(Records)
# # # #
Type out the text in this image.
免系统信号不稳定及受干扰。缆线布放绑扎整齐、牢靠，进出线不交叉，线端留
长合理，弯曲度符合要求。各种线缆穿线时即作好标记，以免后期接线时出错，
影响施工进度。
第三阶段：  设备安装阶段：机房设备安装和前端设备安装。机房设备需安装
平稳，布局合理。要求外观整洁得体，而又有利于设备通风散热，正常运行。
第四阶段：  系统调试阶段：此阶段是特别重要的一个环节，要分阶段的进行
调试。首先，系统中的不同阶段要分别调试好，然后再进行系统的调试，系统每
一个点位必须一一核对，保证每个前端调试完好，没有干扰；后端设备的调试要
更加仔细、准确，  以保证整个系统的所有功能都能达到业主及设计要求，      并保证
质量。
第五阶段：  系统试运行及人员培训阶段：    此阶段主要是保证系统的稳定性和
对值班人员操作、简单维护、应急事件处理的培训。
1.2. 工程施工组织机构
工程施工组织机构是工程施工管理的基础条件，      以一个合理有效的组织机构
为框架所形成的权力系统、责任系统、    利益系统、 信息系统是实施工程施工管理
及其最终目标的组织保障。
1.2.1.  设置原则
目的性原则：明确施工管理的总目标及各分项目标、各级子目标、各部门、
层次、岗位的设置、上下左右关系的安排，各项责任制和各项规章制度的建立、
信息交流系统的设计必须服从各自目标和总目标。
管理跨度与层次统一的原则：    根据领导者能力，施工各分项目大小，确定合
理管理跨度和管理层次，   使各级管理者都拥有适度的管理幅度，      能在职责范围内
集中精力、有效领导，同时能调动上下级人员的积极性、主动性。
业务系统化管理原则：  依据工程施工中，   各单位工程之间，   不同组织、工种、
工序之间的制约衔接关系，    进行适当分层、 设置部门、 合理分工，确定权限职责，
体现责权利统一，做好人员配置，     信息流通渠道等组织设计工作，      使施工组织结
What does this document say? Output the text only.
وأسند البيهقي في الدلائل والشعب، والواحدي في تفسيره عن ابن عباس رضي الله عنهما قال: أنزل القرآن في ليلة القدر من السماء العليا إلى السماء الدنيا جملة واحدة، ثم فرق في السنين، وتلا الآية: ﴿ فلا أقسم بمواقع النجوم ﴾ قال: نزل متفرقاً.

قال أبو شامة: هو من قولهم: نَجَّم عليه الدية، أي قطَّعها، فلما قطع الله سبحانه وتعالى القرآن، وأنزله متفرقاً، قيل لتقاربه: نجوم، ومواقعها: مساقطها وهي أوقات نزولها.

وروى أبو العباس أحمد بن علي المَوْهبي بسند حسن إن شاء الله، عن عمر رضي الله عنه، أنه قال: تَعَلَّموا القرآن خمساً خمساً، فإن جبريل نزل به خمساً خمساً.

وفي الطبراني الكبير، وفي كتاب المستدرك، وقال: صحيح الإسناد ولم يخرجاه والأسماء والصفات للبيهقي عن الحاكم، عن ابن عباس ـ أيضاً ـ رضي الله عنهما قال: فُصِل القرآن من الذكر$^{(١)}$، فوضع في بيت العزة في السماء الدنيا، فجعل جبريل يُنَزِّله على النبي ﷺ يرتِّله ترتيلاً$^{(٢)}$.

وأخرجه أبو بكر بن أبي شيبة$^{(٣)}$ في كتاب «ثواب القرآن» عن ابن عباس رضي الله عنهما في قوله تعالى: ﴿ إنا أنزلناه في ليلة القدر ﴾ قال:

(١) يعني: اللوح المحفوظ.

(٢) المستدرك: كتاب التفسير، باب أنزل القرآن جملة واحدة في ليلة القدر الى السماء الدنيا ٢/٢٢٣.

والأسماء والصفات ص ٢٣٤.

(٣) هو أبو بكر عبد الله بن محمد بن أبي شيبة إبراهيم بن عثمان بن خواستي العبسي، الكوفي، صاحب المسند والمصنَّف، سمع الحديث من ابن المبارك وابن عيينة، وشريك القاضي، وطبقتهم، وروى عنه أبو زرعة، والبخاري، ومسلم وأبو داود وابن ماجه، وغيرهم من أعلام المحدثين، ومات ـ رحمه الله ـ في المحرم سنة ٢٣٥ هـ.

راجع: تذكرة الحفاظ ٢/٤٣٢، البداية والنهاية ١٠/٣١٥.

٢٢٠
# # # #
— TASK DETAILS —
Set down the listing above in full, please, exactly as it appears.

— OUTPUT BELOW —
Type out the text in this image.
免系统信号不稳定及受干扰。缆线布放绑扎整齐、牢靠，进出线不交叉，线端留
长合理，弯曲度符合要求。各种线缆穿线时即作好标记，以免后期接线时出错，
影响施工进度。
第三阶段：  设备安装阶段：机房设备安装和前端设备安装。机房设备需安装
平稳，布局合理。要求外观整洁得体，而又有利于设备通风散热，正常运行。
第四阶段：  系统调试阶段：此阶段是特别重要的一个环节，要分阶段的进行
调试。首先，系统中的不同阶段要分别调试好，然后再进行系统的调试，系统每
一个点位必须一一核对，保证每个前端调试完好，没有干扰；后端设备的调试要
更加仔细、准确，  以保证整个系统的所有功能都能达到业主及设计要求，      并保证
质量。
第五阶段：  系统试运行及人员培训阶段：    此阶段主要是保证系统的稳定性和
对值班人员操作、简单维护、应急事件处理的培训。
1.2. 工程施工组织机构
工程施工组织机构是工程施工管理的基础条件，      以一个合理有效的组织机构
为框架所形成的权力系统、责任系统、    利益系统、 信息系统是实施工程施工管理
及其最终目标的组织保障。
1.2.1.  设置原则
目的性原则：明确施工管理的总目标及各分项目标、各级子目标、各部门、
层次、岗位的设置、上下左右关系的安排，各项责任制和各项规章制度的建立、
信息交流系统的设计必须服从各自目标和总目标。
管理跨度与层次统一的原则：    根据领导者能力，施工各分项目大小，确定合
理管理跨度和管理层次，   使各级管理者都拥有适度的管理幅度，      能在职责范围内
集中精力、有效领导，同时能调动上下级人员的积极性、主动性。
业务系统化管理原则：  依据工程施工中，   各单位工程之间，   不同组织、工种、
工序之间的制约衔接关系，    进行适当分层、 设置部门、 合理分工，确定权限职责，
体现责权利统一，做好人员配置，     信息流通渠道等组织设计工作，      使施工组织结
What does this document say? Output the text only.
وأسند البيهقي في الدلائل والشعب، والواحدي في تفسيره عن ابن عباس رضي الله عنهما قال: أنزل القرآن في ليلة القدر من السماء العليا إلى السماء الدنيا جملة واحدة، ثم فرق في السنين، وتلا الآية: ﴿ فلا أقسم بمواقع النجوم ﴾ قال: نزل متفرقاً.

قال أبو شامة: هو من قولهم: نَجَّم عليه الدية، أي قطَّعها، فلما قطع الله سبحانه وتعالى القرآن، وأنزله متفرقاً، قيل لتقاربه: نجوم، ومواقعها: مساقطها وهي أوقات نزولها.

وروى أبو العباس أحمد بن علي المَوْهبي بسند حسن إن شاء الله، عن عمر رضي الله عنه، أنه قال: تَعَلَّموا القرآن خمساً خمساً، فإن جبريل نزل به خمساً خمساً.

وفي الطبراني الكبير، وفي كتاب المستدرك، وقال: صحيح الإسناد ولم يخرجاه والأسماء والصفات للبيهقي عن الحاكم، عن ابن عباس ـ أيضاً ـ رضي الله عنهما قال: فُصِل القرآن من الذكر$^{(١)}$، فوضع في بيت العزة في السماء الدنيا، فجعل جبريل يُنَزِّله على النبي ﷺ يرتِّله ترتيلاً$^{(٢)}$.

وأخرجه أبو بكر بن أبي شيبة$^{(٣)}$ في كتاب «ثواب القرآن» عن ابن عباس رضي الله عنهما في قوله تعالى: ﴿ إنا أنزلناه في ليلة القدر ﴾ قال:

(١) يعني: اللوح المحفوظ.

(٢) المستدرك: كتاب التفسير، باب أنزل القرآن جملة واحدة في ليلة القدر الى السماء الدنيا ٢/٢٢٣.

والأسماء والصفات ص ٢٣٤.

(٣) هو أبو بكر عبد الله بن محمد بن أبي شيبة إبراهيم بن عثمان بن خواستي العبسي، الكوفي، صاحب المسند والمصنَّف، سمع الحديث من ابن المبارك وابن عيينة، وشريك القاضي، وطبقتهم، وروى عنه أبو زرعة، والبخاري، ومسلم وأبو داود وابن ماجه، وغيرهم من أعلام المحدثين، ومات ـ رحمه الله ـ في المحرم سنة ٢٣٥ هـ.

راجع: تذكرة الحفاظ ٢/٤٣٢، البداية والنهاية ١٠/٣١٥.

٢٢٠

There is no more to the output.